The exercise >>
Keep only the lines where "Concise" appears.

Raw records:
▬▬▬▬▬▬▬▬▬▬
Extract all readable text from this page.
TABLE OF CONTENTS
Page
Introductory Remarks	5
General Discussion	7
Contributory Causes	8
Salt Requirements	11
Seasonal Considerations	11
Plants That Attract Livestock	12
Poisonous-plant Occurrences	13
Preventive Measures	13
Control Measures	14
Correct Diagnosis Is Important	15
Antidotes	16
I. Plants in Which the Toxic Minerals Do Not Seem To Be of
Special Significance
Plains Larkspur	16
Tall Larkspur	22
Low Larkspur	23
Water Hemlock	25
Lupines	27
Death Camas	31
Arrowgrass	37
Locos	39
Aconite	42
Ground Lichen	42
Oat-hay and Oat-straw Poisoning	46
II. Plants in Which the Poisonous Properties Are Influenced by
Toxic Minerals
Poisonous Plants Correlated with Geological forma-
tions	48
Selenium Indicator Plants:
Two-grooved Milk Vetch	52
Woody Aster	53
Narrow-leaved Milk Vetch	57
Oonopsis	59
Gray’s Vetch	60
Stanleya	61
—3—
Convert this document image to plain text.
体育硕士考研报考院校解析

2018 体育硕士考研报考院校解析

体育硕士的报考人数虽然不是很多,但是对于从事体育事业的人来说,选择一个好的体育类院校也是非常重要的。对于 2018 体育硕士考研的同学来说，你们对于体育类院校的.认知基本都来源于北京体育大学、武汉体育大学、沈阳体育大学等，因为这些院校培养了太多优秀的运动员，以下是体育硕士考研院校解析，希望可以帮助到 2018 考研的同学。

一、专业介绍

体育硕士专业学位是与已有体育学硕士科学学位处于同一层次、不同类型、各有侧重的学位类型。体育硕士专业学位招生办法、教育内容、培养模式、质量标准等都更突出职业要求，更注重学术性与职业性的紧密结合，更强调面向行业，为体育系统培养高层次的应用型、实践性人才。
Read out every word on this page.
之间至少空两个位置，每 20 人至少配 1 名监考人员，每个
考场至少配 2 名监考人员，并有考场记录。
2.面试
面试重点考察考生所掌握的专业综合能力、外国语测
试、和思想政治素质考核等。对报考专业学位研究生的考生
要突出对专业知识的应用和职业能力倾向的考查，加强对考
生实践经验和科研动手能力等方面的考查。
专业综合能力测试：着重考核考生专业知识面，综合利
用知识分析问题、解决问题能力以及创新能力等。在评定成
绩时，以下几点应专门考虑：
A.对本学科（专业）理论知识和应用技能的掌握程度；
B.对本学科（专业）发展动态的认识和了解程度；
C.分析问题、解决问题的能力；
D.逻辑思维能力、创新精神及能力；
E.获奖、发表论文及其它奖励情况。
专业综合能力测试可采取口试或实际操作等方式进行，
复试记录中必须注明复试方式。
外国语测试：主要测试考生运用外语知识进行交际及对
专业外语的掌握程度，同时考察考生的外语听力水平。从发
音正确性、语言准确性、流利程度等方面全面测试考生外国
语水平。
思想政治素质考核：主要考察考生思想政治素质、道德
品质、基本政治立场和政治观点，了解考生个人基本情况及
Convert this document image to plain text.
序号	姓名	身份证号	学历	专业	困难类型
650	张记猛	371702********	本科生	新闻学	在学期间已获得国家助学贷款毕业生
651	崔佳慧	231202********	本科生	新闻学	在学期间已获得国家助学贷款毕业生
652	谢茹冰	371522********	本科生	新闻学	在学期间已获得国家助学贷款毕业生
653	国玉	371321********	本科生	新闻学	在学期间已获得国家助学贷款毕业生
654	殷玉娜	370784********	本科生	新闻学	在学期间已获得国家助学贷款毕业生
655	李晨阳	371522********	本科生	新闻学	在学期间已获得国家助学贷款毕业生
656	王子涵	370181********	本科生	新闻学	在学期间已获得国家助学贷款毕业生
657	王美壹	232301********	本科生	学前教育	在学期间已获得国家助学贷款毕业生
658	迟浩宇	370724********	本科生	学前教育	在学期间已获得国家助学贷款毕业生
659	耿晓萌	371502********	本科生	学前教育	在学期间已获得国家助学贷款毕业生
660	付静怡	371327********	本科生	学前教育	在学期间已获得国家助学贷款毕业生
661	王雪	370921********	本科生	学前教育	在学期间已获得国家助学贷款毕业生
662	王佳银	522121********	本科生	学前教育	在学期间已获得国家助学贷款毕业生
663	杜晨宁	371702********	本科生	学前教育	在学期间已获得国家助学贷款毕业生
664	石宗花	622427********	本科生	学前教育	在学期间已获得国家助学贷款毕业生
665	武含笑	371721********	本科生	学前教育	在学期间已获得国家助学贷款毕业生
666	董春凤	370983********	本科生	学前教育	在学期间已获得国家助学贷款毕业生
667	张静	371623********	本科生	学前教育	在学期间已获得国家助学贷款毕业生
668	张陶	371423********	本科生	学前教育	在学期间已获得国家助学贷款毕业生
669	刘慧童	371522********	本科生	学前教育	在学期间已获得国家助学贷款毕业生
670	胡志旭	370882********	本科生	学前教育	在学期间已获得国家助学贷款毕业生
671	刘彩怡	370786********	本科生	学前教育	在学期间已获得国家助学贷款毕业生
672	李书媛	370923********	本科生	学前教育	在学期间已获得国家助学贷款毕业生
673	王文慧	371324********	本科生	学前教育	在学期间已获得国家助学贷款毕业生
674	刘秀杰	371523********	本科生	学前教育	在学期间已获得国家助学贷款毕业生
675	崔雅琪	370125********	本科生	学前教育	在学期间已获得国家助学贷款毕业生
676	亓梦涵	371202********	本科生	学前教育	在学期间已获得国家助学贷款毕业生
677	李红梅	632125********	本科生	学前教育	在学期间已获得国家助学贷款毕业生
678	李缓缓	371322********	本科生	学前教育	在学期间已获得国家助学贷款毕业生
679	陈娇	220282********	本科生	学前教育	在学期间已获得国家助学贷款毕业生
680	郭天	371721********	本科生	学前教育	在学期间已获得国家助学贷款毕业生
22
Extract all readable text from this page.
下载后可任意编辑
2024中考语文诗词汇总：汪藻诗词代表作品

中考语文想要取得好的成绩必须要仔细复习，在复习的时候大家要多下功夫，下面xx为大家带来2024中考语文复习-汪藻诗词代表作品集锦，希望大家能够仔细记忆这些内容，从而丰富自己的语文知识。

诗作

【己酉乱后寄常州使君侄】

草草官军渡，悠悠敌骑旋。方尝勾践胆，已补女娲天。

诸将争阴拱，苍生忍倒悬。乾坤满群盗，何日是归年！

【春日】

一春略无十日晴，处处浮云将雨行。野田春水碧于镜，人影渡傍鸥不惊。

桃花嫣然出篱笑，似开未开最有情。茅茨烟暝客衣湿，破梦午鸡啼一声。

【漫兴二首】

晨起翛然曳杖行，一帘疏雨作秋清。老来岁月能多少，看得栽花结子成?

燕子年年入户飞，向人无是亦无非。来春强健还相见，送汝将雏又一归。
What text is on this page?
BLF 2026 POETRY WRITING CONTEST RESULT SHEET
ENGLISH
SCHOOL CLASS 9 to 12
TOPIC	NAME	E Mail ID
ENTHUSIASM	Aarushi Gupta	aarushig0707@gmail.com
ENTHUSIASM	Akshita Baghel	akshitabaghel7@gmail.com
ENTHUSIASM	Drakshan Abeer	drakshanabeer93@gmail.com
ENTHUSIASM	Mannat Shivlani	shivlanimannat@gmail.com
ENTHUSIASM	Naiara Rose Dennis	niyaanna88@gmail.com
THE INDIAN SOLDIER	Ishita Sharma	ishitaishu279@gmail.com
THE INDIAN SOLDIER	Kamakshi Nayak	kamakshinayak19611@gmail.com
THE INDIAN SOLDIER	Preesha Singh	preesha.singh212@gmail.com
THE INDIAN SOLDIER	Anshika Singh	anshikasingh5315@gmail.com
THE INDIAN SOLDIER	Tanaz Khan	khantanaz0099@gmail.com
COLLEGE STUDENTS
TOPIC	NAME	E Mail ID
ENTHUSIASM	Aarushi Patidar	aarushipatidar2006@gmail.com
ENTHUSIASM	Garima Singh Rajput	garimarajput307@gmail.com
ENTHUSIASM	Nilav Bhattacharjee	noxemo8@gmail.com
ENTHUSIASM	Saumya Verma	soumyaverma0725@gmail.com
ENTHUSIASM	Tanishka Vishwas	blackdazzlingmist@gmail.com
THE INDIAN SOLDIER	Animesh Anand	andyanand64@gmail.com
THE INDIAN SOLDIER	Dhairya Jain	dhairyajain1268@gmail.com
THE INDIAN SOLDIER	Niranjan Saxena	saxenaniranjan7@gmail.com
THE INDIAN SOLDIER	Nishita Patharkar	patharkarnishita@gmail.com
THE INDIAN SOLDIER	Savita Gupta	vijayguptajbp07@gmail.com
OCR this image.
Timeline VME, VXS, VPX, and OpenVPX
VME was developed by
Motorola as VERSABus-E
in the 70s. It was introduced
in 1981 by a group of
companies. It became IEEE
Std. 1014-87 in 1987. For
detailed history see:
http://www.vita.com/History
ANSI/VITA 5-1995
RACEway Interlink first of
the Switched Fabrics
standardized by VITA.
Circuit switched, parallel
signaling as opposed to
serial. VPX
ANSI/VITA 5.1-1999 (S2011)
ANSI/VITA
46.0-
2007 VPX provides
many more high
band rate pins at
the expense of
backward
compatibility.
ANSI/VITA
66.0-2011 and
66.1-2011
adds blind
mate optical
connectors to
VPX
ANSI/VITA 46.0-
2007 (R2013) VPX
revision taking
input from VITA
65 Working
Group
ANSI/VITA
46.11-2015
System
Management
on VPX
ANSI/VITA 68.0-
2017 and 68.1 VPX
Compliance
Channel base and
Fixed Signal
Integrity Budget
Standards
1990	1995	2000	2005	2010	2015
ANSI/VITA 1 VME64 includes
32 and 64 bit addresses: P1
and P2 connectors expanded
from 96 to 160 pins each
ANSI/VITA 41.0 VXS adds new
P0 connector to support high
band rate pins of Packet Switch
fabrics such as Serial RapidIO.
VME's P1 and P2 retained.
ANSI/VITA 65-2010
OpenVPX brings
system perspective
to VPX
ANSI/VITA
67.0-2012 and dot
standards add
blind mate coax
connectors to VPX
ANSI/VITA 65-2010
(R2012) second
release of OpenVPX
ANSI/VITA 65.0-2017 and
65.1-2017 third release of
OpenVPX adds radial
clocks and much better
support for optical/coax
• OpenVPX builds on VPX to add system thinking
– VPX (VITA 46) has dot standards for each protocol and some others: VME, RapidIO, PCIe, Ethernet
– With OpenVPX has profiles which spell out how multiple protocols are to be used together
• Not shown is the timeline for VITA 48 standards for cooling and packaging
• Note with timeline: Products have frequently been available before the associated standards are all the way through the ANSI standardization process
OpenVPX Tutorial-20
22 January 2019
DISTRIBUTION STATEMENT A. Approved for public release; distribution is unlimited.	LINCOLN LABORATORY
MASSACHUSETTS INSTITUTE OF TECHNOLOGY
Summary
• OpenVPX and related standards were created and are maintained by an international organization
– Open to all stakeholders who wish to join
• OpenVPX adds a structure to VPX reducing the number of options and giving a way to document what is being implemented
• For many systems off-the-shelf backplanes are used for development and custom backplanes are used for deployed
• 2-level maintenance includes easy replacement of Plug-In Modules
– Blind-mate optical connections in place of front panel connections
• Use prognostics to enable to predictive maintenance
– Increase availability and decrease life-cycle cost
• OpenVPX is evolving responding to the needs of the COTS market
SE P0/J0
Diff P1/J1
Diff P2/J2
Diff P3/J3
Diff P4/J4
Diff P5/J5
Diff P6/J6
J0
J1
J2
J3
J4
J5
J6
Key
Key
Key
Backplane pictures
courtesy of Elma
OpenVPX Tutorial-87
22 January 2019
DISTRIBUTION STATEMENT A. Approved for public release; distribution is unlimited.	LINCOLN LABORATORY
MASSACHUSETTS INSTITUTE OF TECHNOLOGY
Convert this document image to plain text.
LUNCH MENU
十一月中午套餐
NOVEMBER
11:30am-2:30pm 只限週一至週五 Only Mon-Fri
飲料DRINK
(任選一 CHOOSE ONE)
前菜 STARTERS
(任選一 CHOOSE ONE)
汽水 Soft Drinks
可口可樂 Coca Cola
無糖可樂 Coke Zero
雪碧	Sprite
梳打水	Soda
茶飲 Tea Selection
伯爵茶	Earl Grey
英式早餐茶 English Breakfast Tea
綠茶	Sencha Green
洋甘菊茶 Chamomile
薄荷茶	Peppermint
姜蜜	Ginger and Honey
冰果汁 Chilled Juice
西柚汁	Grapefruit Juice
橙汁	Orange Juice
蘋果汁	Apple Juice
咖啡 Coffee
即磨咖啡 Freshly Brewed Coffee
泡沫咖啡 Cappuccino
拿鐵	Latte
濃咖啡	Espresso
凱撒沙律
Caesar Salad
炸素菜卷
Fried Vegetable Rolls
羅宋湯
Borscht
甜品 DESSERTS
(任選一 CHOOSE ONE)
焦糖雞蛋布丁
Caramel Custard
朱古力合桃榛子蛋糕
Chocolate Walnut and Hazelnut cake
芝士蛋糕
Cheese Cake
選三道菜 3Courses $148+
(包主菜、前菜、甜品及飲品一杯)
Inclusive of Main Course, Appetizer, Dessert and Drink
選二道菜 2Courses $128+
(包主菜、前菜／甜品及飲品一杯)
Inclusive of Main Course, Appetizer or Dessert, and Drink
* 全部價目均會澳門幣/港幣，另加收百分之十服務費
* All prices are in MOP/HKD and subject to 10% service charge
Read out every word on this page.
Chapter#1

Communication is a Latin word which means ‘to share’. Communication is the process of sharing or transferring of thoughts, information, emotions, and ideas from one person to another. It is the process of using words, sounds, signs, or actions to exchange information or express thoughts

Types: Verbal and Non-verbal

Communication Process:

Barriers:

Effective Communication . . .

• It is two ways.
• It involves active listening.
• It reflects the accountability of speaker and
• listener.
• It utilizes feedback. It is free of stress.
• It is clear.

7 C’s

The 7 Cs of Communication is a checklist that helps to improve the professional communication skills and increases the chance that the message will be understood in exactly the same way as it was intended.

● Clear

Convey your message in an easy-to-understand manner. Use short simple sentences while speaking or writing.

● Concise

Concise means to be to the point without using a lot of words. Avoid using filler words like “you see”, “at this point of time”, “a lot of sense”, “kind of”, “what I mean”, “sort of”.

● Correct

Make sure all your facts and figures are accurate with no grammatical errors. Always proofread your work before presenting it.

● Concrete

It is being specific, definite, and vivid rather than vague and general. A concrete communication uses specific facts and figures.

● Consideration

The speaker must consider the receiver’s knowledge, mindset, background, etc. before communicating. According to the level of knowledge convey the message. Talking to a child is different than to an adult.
▬▬▬▬▬▬▬▬▬▬
Task output >>
● Concise
Concise means to be to the point without using a lot of words. Avoid using filler words like “you see”, “at this point of time”, “a lot of sense”, “kind of”, “what I mean”, “sort of”.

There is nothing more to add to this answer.